▶ _Instrucciones_:
a) Responde estas preguntas sobre la crónica del partido del Atlético de Madrid:
(i) ¿Ante qué equipo perdió el Atlético la Copa del Rey?
(ii) ¿Qué jugador salvó el remate de Guruzeta?
(iii) ¿Quién abrió el marcador para el Athletic de Bilbao?
b) Indica si cada afirmación concuerda con la crónica del partido del Atlético de Madrid. Justifica cada respuesta con una cita textual.
(i) El Atlético ya tiene asegurada la clasificación para la Champions League.
(ii) Los hermanos Williams estuvieron muy acertados durante el partido.
(iii) El Athletic de Bilbao se adelantó en el marcador pasada la media hora de juego.
c) Transcribe literalmente el tramo de la crónica del partido del Atlético de Madrid que va desde "La inoperancia de" hasta "para los visitantes.".

▶ _Texto de estudio_:
================================
Victoria de un Atlético de Madrid que vio como Pablo Barrios volvía a caer lesionado
No hay victoria sin sufrimiento, ese parece ser el leitmotiv del Atlético de Madrid y es que ayer, con esa situación de Liga en la que no se juega nada y tiene la clasificación de Champions League, afrontaba otro incómodo partido por lo que viene, ni más ni menos que semis de Champions. Lo hacia además recién llegado del duro revés tras perder la Copa del Rey ante la Real Sociedad. Era el título que parecía más factible y murieron en la orilla.
Apesadumbrados en los primeros compases debido a la derrota en la Copa del Rey comenzaron los del Cholo el choque frente a un Athletic de Bilbao que se haya en sprint por puestos europeos. Buena muestra fue el remate de Guruzeta tras un error defensivo casi nada más empezar que Oblak acertó a salvar. Indolencia en los primeros minutos que ya pagaron en la final de Copa del Rey. La primera mita fue una dormidera atlética donde los locales andaban despistados y sólo Marcos Llorente, Pubill y Barrios parecían metidos en el partido. Los bilbaínos lo aprovechaban basando su ataque en contras rápidas, pero los hermanos Williams no estuvieron nada acertados durante el partido.
La inoperancia de Lenglet ayer se puso de manifiesto en el 0-1 para el Athletic, balón en vuelo y la fragilidad de los colchoneros junto con los errores del francés, ya sospechoso habitual, se alinearon para que Paredes a los poco más de veinte minutos inaugurara el marcador para los visitantes.
================================
▶ _Conjunto de entradas_:
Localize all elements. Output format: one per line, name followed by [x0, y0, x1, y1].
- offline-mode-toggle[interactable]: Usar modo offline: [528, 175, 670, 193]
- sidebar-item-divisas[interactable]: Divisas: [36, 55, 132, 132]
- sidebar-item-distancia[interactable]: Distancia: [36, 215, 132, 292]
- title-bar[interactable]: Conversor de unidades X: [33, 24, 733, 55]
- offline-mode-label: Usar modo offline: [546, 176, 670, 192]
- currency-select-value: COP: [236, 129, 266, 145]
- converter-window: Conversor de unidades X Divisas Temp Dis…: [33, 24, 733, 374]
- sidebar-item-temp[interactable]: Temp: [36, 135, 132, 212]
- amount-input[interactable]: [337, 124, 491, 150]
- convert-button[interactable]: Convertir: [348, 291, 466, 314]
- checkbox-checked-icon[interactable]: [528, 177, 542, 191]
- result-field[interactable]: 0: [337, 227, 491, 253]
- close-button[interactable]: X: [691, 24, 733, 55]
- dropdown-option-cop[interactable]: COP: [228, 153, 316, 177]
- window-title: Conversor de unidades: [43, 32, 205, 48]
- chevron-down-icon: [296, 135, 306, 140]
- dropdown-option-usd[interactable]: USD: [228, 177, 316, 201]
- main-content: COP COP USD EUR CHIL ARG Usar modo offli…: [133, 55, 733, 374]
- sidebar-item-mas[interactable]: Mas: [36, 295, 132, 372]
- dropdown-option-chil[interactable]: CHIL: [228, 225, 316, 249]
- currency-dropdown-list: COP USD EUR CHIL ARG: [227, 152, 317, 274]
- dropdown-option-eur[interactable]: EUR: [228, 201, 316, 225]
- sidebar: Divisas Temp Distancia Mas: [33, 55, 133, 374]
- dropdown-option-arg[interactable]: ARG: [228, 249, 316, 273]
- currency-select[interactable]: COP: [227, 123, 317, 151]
================================
▶ _Respuestas_:
a)
(i) Ante la Real Sociedad.
(ii) Oblak.
(iii) Paredes.

b)
(i) Sí: "tiene la clasificación de Champions League".
(ii) No: "los hermanos Williams no estuvieron nada acertados durante el partido".
(iii) No: "Paredes a los poco más de veinte minutos inaugurara el marcador para los visitantes".

c)
La inoperancia de Lenglet ayer se puso de manifiesto en el 0-1 para el Athletic, balón en vuelo y la fragilidad de los colchoneros junto con los errores del francés, ya sospechoso habitual, se alinearon para que Paredes a los poco más de veinte minutos inaugurara el marcador para los visitantes.